Collection entries:

"""

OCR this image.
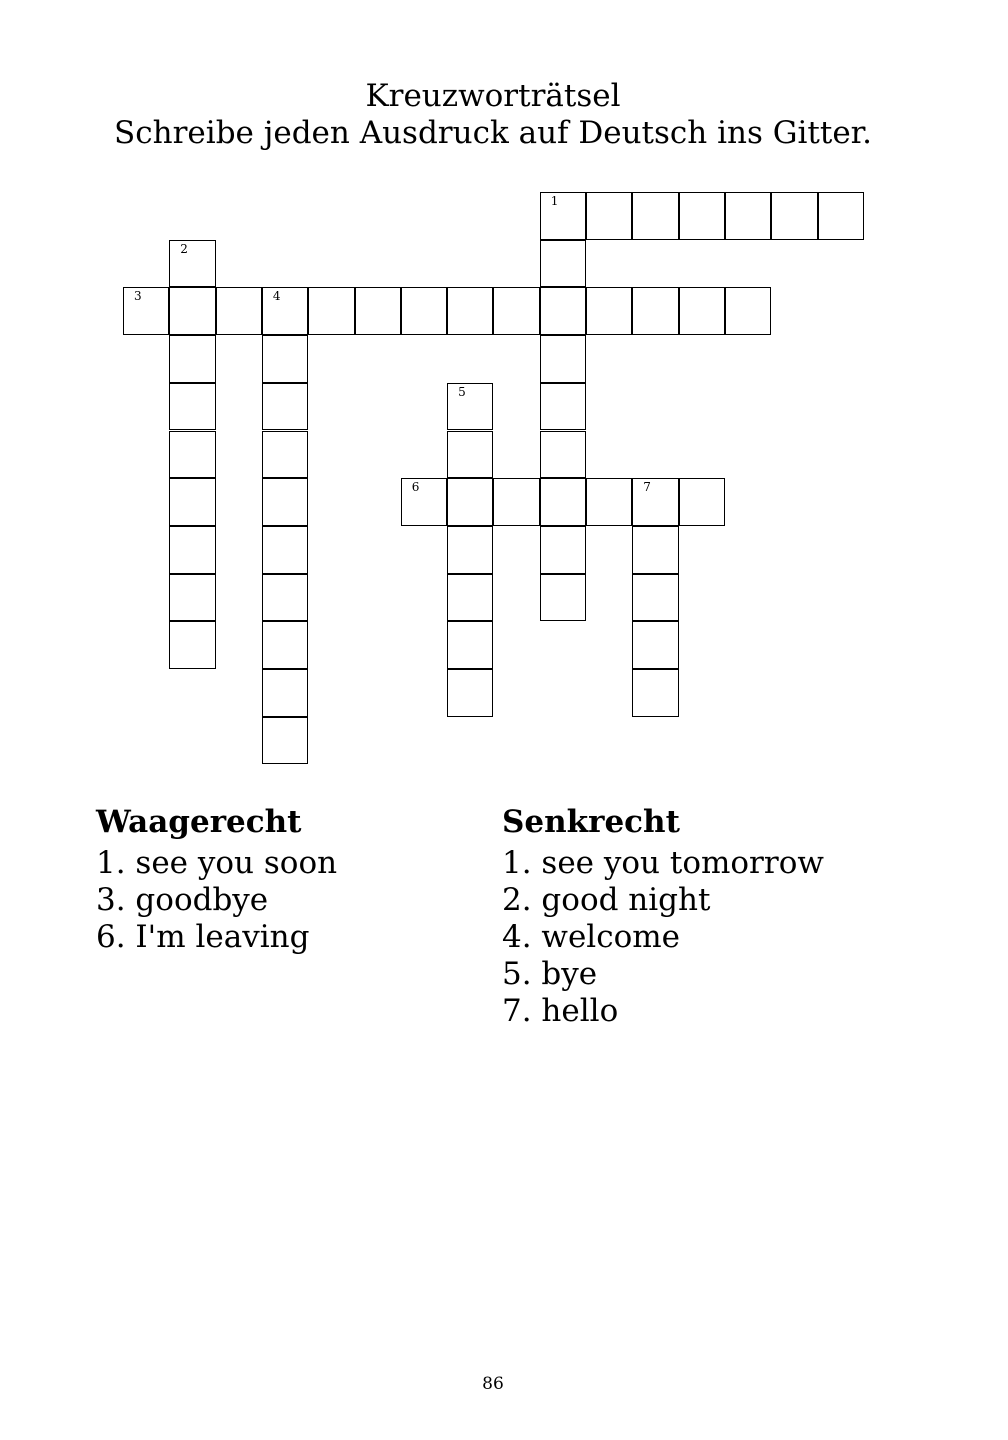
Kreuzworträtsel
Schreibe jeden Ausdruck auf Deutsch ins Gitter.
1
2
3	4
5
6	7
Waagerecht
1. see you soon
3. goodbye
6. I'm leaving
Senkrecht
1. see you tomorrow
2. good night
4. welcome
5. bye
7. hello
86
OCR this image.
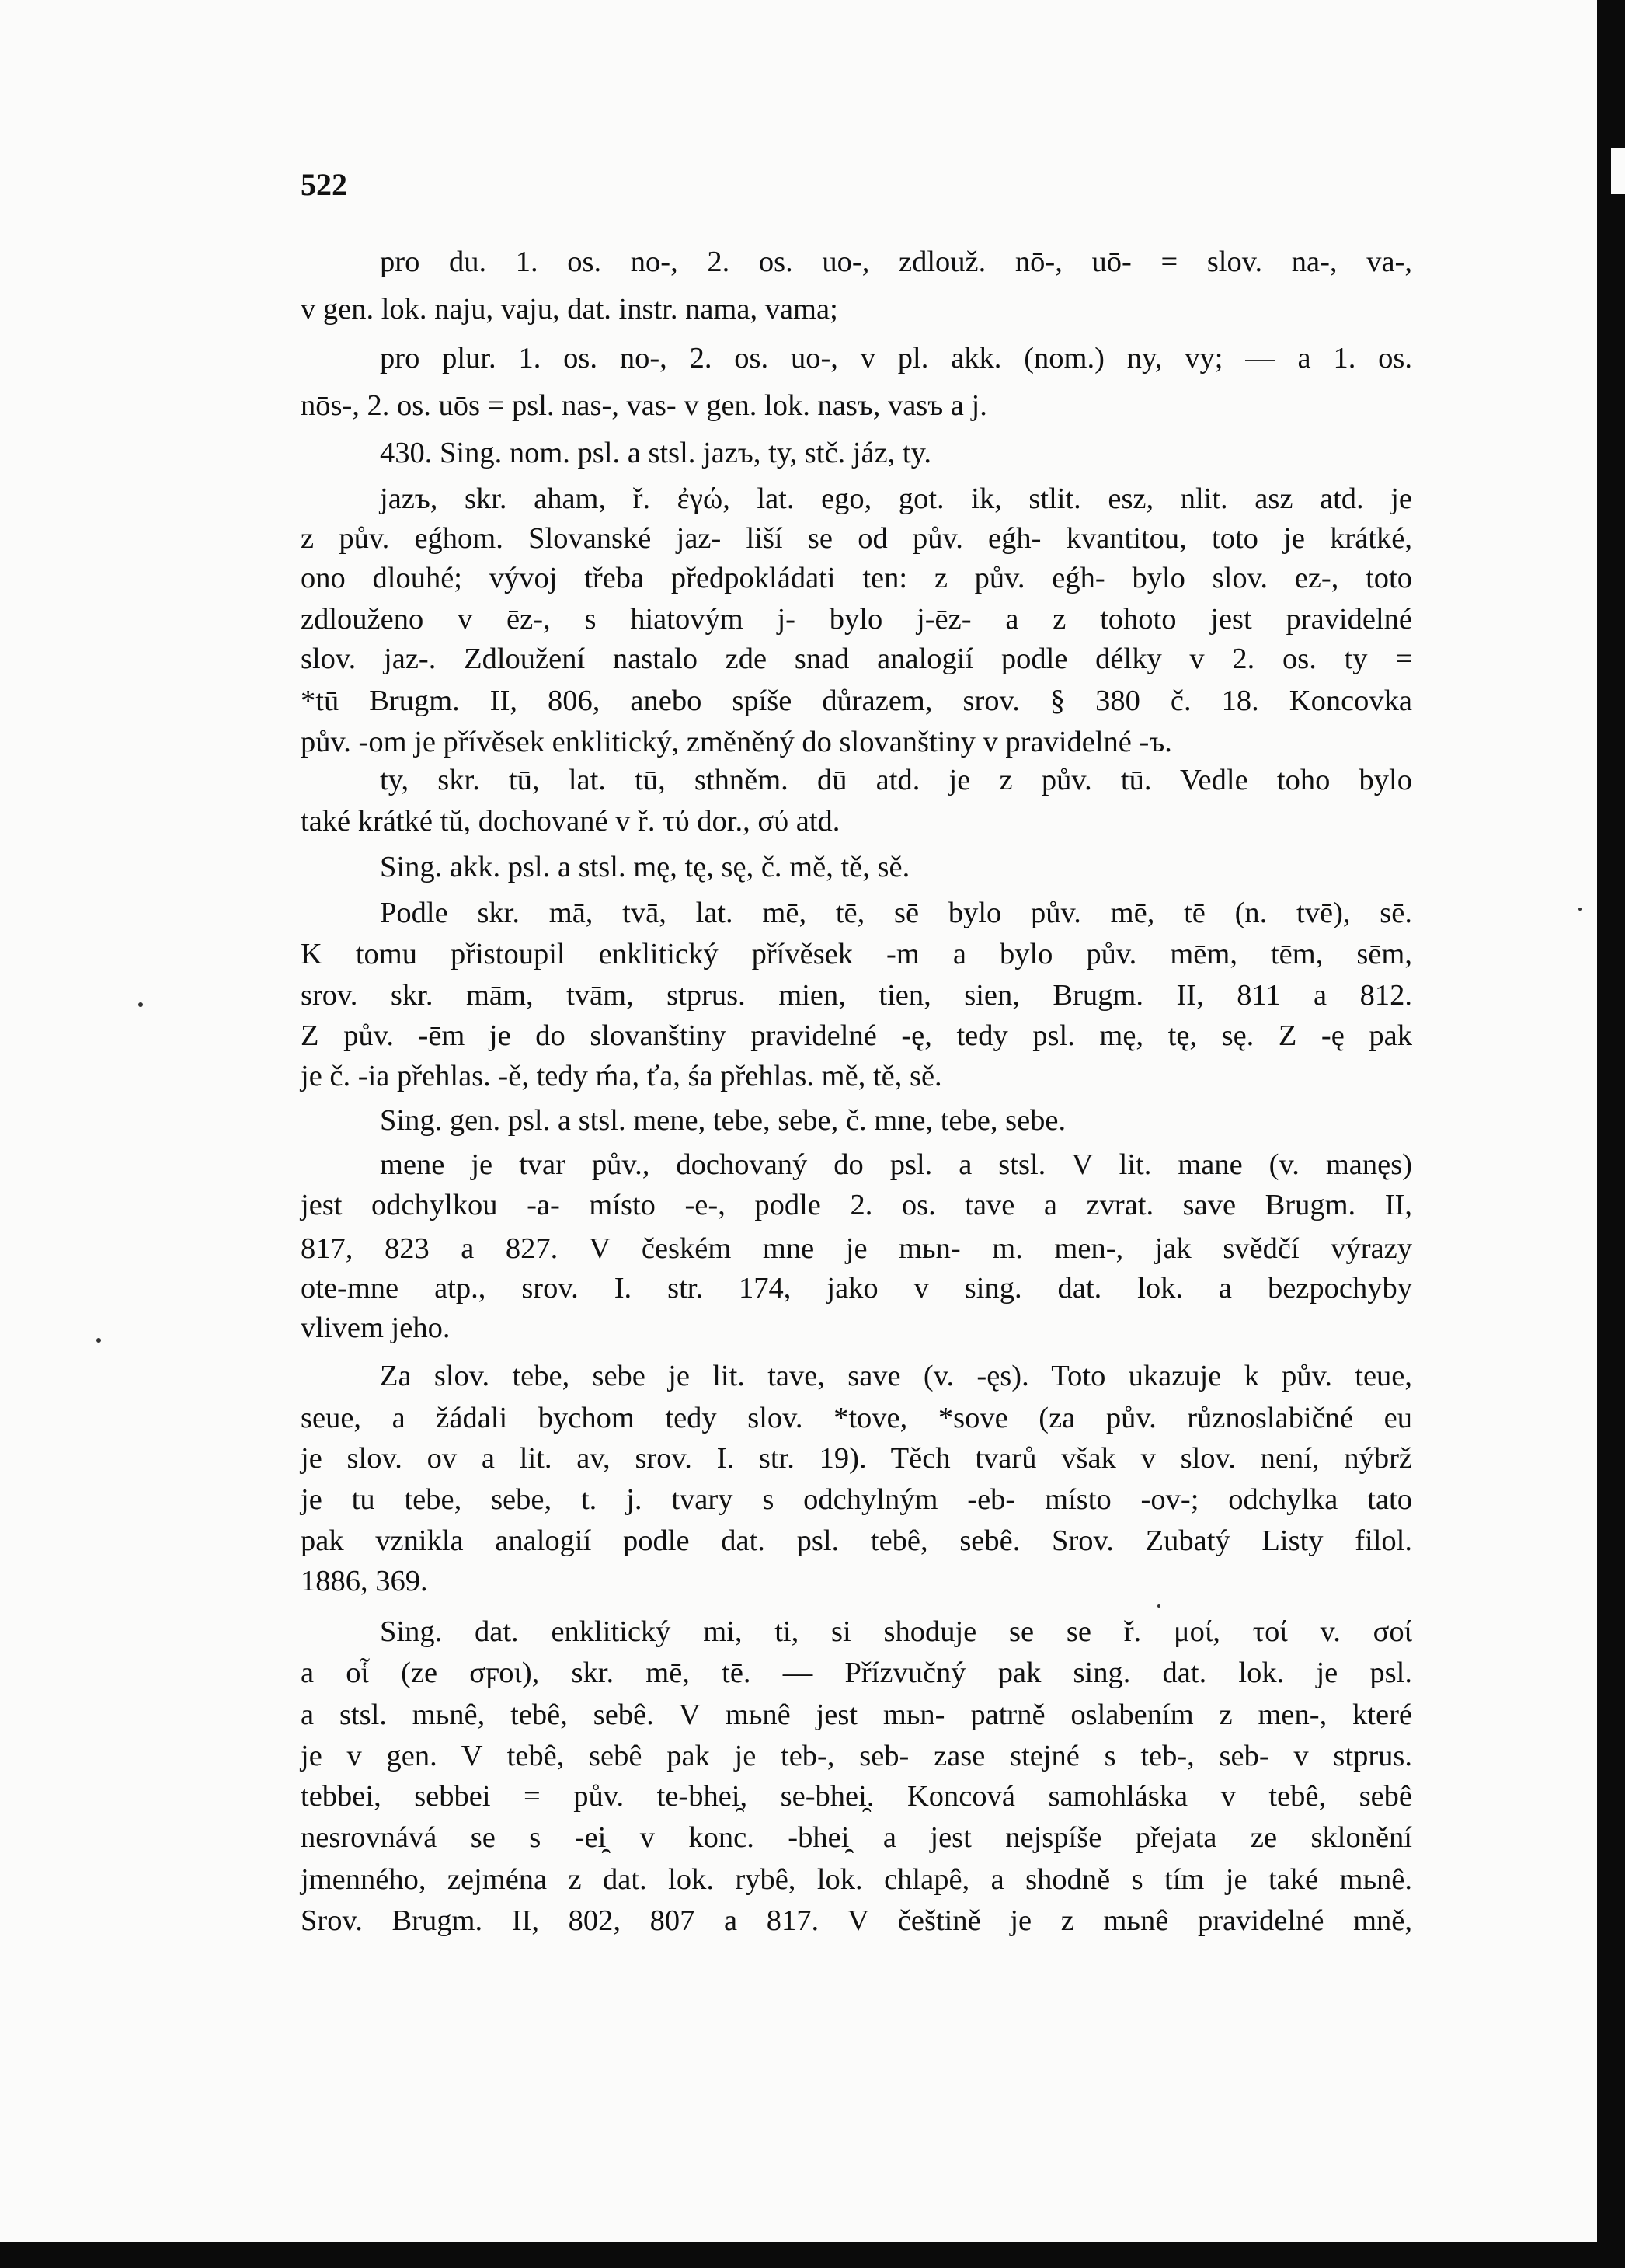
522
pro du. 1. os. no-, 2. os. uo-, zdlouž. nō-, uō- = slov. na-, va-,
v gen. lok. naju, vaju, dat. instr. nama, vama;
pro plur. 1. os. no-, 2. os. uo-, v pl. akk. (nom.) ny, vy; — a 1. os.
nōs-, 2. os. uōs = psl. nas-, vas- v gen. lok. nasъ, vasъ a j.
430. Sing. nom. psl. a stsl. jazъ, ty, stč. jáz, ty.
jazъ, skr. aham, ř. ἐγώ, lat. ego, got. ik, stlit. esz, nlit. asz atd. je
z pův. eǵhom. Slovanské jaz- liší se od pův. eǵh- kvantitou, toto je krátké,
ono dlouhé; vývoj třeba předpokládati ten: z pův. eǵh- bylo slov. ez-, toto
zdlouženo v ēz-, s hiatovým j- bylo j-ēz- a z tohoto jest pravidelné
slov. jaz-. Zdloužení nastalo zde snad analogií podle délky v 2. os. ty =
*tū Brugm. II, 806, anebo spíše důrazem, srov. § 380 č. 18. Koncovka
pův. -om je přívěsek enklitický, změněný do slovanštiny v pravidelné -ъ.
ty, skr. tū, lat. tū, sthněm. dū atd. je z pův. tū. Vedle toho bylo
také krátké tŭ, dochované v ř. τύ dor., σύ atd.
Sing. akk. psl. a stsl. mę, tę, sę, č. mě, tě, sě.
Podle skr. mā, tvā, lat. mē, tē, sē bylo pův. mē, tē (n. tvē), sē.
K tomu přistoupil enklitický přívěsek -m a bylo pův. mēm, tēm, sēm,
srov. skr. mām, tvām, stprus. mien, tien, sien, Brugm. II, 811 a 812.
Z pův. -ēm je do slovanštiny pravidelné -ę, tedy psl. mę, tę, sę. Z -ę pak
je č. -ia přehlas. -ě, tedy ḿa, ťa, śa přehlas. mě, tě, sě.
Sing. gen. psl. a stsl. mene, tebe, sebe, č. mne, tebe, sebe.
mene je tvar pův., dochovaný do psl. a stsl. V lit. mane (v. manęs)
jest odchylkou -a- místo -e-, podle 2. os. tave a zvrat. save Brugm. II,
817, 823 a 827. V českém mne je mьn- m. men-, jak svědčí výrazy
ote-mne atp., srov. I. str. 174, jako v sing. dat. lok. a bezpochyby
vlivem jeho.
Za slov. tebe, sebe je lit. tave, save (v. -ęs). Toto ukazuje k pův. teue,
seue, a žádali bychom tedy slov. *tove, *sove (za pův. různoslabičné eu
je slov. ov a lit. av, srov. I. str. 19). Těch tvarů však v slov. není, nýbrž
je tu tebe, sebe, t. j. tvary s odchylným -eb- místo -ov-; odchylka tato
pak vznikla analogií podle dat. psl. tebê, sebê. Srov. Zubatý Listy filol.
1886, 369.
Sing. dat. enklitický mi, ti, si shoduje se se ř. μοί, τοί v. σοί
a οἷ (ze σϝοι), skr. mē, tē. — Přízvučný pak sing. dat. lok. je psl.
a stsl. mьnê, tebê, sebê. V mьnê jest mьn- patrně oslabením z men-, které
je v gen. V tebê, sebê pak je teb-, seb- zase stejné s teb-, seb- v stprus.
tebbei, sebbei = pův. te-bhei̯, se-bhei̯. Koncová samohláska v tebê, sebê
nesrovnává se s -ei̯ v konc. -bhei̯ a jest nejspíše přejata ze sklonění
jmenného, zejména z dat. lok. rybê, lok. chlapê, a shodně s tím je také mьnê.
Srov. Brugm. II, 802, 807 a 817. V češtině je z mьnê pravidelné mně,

"""

:: Task description ::
Count the lines above in which the word "save" appears, then state only that count.

:: Answer below ::
2